**BRIEF**.
Write the records below out again exactly as given, with no images.

**LISTED RECORDS**.
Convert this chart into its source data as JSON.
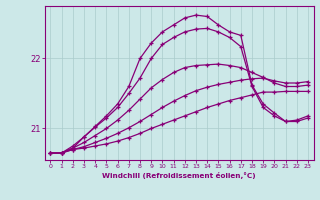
{
  "xlabel": "Windchill (Refroidissement éolien,°C)",
  "background_color": "#cce8e8",
  "grid_color": "#aacccc",
  "line_color": "#880077",
  "xlim": [
    -0.5,
    23.5
  ],
  "ylim": [
    20.55,
    22.75
  ],
  "yticks": [
    21,
    22
  ],
  "xticks": [
    0,
    1,
    2,
    3,
    4,
    5,
    6,
    7,
    8,
    9,
    10,
    11,
    12,
    13,
    14,
    15,
    16,
    17,
    18,
    19,
    20,
    21,
    22,
    23
  ],
  "series": [
    {
      "x": [
        0,
        1,
        2,
        3,
        4,
        5,
        6,
        7,
        8,
        9,
        10,
        11,
        12,
        13,
        14,
        15,
        16,
        17,
        18,
        19,
        20,
        21,
        22,
        23
      ],
      "y": [
        20.65,
        20.65,
        20.7,
        20.72,
        20.75,
        20.78,
        20.82,
        20.87,
        20.93,
        21.0,
        21.06,
        21.12,
        21.18,
        21.24,
        21.3,
        21.35,
        21.4,
        21.44,
        21.48,
        21.52,
        21.52,
        21.53,
        21.53,
        21.53
      ]
    },
    {
      "x": [
        0,
        1,
        2,
        3,
        4,
        5,
        6,
        7,
        8,
        9,
        10,
        11,
        12,
        13,
        14,
        15,
        16,
        17,
        18,
        19,
        20,
        21,
        22,
        23
      ],
      "y": [
        20.65,
        20.65,
        20.7,
        20.74,
        20.8,
        20.86,
        20.93,
        21.01,
        21.1,
        21.2,
        21.3,
        21.39,
        21.47,
        21.54,
        21.59,
        21.63,
        21.66,
        21.69,
        21.71,
        21.72,
        21.68,
        21.65,
        21.65,
        21.67
      ]
    },
    {
      "x": [
        0,
        1,
        2,
        3,
        4,
        5,
        6,
        7,
        8,
        9,
        10,
        11,
        12,
        13,
        14,
        15,
        16,
        17,
        18,
        19,
        20,
        21,
        22,
        23
      ],
      "y": [
        20.65,
        20.65,
        20.72,
        20.8,
        20.9,
        21.0,
        21.12,
        21.26,
        21.42,
        21.58,
        21.7,
        21.8,
        21.87,
        21.9,
        21.91,
        21.92,
        21.9,
        21.87,
        21.8,
        21.73,
        21.65,
        21.6,
        21.6,
        21.62
      ]
    },
    {
      "x": [
        0,
        1,
        2,
        3,
        4,
        5,
        6,
        7,
        8,
        9,
        10,
        11,
        12,
        13,
        14,
        15,
        16,
        17,
        18,
        19,
        20,
        21,
        22,
        23
      ],
      "y": [
        20.65,
        20.65,
        20.75,
        20.88,
        21.02,
        21.15,
        21.3,
        21.5,
        21.72,
        22.0,
        22.2,
        22.3,
        22.38,
        22.42,
        22.43,
        22.38,
        22.3,
        22.17,
        21.6,
        21.3,
        21.18,
        21.1,
        21.1,
        21.15
      ]
    },
    {
      "x": [
        1,
        2,
        3,
        4,
        5,
        6,
        7,
        8,
        9,
        10,
        11,
        12,
        13,
        14,
        15,
        16,
        17,
        18,
        19,
        20,
        21,
        22,
        23
      ],
      "y": [
        20.65,
        20.72,
        20.88,
        21.03,
        21.18,
        21.35,
        21.6,
        22.0,
        22.22,
        22.38,
        22.48,
        22.58,
        22.62,
        22.6,
        22.48,
        22.38,
        22.33,
        21.62,
        21.35,
        21.22,
        21.1,
        21.12,
        21.18
      ]
    }
  ]
}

**TASK ANSWER**.
Convert this chart into its source data as JSON.
{
  "xlabel": "Windchill (Refroidissement éolien,°C)",
  "background_color": "#cce8e8",
  "grid_color": "#aacccc",
  "line_color": "#880077",
  "xlim": [
    -0.5,
    23.5
  ],
  "ylim": [
    20.55,
    22.75
  ],
  "yticks": [
    21,
    22
  ],
  "xticks": [
    0,
    1,
    2,
    3,
    4,
    5,
    6,
    7,
    8,
    9,
    10,
    11,
    12,
    13,
    14,
    15,
    16,
    17,
    18,
    19,
    20,
    21,
    22,
    23
  ],
  "series": [
    {
      "x": [
        0,
        1,
        2,
        3,
        4,
        5,
        6,
        7,
        8,
        9,
        10,
        11,
        12,
        13,
        14,
        15,
        16,
        17,
        18,
        19,
        20,
        21,
        22,
        23
      ],
      "y": [
        20.65,
        20.65,
        20.7,
        20.72,
        20.75,
        20.78,
        20.82,
        20.87,
        20.93,
        21.0,
        21.06,
        21.12,
        21.18,
        21.24,
        21.3,
        21.35,
        21.4,
        21.44,
        21.48,
        21.52,
        21.52,
        21.53,
        21.53,
        21.53
      ]
    },
    {
      "x": [
        0,
        1,
        2,
        3,
        4,
        5,
        6,
        7,
        8,
        9,
        10,
        11,
        12,
        13,
        14,
        15,
        16,
        17,
        18,
        19,
        20,
        21,
        22,
        23
      ],
      "y": [
        20.65,
        20.65,
        20.7,
        20.74,
        20.8,
        20.86,
        20.93,
        21.01,
        21.1,
        21.2,
        21.3,
        21.39,
        21.47,
        21.54,
        21.59,
        21.63,
        21.66,
        21.69,
        21.71,
        21.72,
        21.68,
        21.65,
        21.65,
        21.67
      ]
    },
    {
      "x": [
        0,
        1,
        2,
        3,
        4,
        5,
        6,
        7,
        8,
        9,
        10,
        11,
        12,
        13,
        14,
        15,
        16,
        17,
        18,
        19,
        20,
        21,
        22,
        23
      ],
      "y": [
        20.65,
        20.65,
        20.72,
        20.8,
        20.9,
        21.0,
        21.12,
        21.26,
        21.42,
        21.58,
        21.7,
        21.8,
        21.87,
        21.9,
        21.91,
        21.92,
        21.9,
        21.87,
        21.8,
        21.73,
        21.65,
        21.6,
        21.6,
        21.62
      ]
    },
    {
      "x": [
        0,
        1,
        2,
        3,
        4,
        5,
        6,
        7,
        8,
        9,
        10,
        11,
        12,
        13,
        14,
        15,
        16,
        17,
        18,
        19,
        20,
        21,
        22,
        23
      ],
      "y": [
        20.65,
        20.65,
        20.75,
        20.88,
        21.02,
        21.15,
        21.3,
        21.5,
        21.72,
        22.0,
        22.2,
        22.3,
        22.38,
        22.42,
        22.43,
        22.38,
        22.3,
        22.17,
        21.6,
        21.3,
        21.18,
        21.1,
        21.1,
        21.15
      ]
    },
    {
      "x": [
        1,
        2,
        3,
        4,
        5,
        6,
        7,
        8,
        9,
        10,
        11,
        12,
        13,
        14,
        15,
        16,
        17,
        18,
        19,
        20,
        21,
        22,
        23
      ],
      "y": [
        20.65,
        20.72,
        20.88,
        21.03,
        21.18,
        21.35,
        21.6,
        22.0,
        22.22,
        22.38,
        22.48,
        22.58,
        22.62,
        22.6,
        22.48,
        22.38,
        22.33,
        21.62,
        21.35,
        21.22,
        21.1,
        21.12,
        21.18
      ]
    }
  ]
}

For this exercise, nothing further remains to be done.